Select the lines of the records containing the word "xlabel" and list them.

*SUPPLIED INFORMATION*
****

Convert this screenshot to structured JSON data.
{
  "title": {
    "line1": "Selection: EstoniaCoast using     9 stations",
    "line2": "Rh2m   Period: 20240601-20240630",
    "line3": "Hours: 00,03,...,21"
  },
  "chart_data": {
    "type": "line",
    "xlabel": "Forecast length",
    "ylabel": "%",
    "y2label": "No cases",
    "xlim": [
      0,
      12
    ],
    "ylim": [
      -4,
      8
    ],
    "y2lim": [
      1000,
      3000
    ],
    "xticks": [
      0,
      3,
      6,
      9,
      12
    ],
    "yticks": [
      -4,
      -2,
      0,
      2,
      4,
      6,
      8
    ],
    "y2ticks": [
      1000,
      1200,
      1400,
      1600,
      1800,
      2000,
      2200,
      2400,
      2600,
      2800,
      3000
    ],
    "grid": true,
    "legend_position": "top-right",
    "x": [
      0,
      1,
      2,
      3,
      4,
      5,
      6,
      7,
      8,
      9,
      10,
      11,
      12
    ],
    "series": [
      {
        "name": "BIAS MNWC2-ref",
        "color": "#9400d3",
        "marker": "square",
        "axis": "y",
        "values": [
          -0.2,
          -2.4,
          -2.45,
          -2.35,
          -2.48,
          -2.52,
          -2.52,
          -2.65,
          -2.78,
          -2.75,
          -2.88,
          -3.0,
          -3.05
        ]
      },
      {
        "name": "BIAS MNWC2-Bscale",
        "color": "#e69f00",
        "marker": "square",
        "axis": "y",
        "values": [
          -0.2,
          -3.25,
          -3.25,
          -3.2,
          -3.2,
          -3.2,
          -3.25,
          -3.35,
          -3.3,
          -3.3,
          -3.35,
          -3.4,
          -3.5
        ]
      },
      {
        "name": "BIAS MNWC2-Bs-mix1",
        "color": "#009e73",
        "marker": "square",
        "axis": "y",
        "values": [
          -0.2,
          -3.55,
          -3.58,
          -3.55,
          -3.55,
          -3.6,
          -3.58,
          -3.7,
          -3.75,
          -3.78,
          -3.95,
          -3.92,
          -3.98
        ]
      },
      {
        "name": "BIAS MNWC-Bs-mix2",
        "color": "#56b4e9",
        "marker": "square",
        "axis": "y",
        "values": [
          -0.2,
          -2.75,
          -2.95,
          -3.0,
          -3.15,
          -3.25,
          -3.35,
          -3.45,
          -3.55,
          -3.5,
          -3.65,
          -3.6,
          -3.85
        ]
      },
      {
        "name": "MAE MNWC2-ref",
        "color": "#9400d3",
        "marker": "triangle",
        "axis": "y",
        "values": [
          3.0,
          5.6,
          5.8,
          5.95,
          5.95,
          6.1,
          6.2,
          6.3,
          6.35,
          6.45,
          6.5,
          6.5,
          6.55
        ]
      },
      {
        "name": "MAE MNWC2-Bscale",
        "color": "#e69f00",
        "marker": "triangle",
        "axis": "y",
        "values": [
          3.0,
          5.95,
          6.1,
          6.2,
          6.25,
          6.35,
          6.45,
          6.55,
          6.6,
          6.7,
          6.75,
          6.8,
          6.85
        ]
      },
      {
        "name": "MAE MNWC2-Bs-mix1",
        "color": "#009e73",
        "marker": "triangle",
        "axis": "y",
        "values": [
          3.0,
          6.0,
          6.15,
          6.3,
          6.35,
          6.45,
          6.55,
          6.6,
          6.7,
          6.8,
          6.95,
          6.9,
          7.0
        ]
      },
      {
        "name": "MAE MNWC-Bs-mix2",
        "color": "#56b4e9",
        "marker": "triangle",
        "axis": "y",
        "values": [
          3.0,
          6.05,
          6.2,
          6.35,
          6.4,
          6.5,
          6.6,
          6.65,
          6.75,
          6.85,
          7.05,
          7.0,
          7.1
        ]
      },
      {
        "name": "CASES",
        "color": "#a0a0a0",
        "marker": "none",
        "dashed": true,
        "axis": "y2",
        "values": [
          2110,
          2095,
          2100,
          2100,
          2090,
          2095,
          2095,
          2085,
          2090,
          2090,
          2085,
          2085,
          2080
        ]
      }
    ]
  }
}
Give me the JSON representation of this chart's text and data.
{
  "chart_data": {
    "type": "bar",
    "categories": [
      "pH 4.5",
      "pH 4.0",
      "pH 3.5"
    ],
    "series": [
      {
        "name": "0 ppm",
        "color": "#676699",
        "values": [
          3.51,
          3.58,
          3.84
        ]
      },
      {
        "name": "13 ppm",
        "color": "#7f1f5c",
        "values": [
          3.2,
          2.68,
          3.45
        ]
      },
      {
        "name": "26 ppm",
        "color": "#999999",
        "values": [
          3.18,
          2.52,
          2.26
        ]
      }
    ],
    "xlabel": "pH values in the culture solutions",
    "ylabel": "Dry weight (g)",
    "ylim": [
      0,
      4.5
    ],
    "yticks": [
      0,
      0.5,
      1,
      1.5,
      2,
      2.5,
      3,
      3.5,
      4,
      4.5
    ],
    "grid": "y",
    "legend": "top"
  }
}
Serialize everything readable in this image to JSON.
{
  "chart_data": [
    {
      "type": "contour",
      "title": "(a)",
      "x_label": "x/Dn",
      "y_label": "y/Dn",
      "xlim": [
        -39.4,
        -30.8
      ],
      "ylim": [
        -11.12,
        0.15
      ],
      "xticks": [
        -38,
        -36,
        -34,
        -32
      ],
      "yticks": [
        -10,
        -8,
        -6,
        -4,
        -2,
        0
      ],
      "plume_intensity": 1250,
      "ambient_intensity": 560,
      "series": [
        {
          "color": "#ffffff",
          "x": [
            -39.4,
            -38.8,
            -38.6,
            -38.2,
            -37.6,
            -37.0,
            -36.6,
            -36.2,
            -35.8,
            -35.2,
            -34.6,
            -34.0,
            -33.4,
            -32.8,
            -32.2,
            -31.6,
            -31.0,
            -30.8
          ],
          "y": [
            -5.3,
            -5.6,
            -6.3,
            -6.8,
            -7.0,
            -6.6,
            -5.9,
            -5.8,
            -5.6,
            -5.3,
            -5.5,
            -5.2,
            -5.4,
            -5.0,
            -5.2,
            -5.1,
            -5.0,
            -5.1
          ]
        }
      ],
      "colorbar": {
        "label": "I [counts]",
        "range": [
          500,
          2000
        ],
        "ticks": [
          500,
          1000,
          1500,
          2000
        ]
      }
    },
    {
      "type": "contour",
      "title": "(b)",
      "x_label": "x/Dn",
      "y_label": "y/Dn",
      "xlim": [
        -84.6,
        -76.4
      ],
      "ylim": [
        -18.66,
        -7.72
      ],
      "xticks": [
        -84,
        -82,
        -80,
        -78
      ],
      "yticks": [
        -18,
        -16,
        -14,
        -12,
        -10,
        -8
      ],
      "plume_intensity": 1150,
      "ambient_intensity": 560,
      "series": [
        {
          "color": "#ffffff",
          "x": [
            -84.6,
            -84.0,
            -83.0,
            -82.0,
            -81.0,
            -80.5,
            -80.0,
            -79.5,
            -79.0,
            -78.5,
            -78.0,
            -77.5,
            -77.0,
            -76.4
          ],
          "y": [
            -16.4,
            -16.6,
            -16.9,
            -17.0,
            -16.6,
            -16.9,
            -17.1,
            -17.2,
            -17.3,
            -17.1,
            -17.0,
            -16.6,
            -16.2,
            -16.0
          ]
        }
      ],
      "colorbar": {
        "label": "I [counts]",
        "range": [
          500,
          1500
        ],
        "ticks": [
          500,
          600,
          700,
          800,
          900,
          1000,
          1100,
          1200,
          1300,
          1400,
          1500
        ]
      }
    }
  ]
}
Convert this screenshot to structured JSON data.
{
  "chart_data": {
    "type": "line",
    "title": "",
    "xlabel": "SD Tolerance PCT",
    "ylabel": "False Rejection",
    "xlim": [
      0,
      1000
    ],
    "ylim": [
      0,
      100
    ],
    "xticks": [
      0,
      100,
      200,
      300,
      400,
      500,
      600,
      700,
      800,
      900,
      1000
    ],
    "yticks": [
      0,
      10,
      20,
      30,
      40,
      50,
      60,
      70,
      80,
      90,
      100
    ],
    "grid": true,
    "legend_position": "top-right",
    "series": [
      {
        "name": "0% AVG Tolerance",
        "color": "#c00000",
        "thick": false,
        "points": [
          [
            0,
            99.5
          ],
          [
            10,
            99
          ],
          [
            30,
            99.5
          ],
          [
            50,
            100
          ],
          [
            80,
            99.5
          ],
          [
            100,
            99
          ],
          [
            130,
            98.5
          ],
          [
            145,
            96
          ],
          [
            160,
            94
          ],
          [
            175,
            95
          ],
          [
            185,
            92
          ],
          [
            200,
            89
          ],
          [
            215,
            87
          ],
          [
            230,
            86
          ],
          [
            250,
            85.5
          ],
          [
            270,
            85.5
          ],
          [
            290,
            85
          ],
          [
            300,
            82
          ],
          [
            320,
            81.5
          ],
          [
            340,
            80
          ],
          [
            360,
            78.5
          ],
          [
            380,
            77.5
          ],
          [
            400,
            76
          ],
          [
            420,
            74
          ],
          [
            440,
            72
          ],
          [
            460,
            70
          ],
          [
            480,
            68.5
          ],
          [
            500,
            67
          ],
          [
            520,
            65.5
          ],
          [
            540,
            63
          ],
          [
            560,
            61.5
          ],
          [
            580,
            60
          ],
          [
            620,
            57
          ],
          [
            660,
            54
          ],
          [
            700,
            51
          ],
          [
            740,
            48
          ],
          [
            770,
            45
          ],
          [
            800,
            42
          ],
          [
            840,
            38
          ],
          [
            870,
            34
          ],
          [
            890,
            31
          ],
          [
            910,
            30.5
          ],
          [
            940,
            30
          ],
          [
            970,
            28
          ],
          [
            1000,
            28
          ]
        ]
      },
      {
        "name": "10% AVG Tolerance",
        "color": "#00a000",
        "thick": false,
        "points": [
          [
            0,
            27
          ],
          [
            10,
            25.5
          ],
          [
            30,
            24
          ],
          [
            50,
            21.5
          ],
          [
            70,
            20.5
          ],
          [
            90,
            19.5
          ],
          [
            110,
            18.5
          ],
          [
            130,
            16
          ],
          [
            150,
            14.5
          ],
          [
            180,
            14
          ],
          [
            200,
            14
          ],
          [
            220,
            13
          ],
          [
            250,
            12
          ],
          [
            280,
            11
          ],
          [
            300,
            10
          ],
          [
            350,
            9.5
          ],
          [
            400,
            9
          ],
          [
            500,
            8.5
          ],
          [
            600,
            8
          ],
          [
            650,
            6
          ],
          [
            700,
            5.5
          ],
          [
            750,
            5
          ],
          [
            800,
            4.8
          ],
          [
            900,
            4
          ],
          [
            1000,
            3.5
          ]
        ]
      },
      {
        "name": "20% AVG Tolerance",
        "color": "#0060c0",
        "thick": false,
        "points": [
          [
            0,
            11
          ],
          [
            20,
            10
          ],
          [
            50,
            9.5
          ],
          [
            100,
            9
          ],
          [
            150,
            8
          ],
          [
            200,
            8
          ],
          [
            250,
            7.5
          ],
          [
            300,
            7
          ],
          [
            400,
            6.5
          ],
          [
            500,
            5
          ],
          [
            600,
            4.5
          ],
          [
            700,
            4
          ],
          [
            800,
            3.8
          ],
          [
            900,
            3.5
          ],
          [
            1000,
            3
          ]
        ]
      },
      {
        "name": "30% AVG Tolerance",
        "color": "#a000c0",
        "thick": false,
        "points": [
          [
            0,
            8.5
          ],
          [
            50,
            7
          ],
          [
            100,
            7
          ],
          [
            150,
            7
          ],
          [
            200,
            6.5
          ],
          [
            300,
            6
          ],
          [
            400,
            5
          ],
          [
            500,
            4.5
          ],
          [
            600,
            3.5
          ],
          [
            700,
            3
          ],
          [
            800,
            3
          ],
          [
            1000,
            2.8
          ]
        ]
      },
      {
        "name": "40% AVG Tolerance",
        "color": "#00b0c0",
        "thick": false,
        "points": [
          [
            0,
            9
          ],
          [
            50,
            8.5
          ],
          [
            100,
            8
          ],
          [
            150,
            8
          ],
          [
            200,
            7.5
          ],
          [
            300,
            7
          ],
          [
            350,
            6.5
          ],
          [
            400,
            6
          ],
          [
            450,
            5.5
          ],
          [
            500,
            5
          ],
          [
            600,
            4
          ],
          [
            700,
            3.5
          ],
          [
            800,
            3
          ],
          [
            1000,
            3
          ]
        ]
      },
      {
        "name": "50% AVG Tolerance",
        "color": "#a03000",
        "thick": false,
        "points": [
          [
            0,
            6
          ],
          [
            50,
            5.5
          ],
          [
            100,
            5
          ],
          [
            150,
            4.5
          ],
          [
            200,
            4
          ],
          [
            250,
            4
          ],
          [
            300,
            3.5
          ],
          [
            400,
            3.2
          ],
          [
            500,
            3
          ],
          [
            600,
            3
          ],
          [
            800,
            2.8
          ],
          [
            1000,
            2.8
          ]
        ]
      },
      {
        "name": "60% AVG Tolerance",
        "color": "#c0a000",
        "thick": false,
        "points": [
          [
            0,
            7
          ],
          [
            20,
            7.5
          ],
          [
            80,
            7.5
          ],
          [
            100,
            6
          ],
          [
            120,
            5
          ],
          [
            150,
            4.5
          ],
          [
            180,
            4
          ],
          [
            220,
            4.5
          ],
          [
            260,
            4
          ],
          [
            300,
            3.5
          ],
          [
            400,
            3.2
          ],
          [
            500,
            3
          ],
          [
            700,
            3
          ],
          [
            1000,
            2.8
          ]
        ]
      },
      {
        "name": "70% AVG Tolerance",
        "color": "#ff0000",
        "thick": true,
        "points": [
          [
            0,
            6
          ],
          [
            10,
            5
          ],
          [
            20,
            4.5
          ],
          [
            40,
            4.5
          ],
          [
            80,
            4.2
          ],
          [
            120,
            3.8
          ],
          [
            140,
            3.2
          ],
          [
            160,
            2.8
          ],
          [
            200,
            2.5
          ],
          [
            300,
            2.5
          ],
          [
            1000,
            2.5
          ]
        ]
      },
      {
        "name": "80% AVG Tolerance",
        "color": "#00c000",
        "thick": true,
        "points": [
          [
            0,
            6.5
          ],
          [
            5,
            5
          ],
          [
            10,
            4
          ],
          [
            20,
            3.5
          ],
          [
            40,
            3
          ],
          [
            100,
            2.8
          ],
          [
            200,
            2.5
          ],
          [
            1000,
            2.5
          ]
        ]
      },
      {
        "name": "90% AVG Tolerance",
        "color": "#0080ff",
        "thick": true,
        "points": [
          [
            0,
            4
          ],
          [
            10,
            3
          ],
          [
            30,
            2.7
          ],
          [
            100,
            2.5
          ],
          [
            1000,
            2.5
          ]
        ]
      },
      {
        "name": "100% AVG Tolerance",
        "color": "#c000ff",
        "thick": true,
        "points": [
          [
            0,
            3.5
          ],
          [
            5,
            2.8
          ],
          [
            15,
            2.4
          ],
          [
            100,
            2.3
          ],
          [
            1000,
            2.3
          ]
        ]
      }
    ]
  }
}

****

*EXERCISE RESPONSE*
    "xlabel": "Forecast length",
    "xlabel": "pH values in the culture solutions",
    "xlabel": "SD Tolerance PCT",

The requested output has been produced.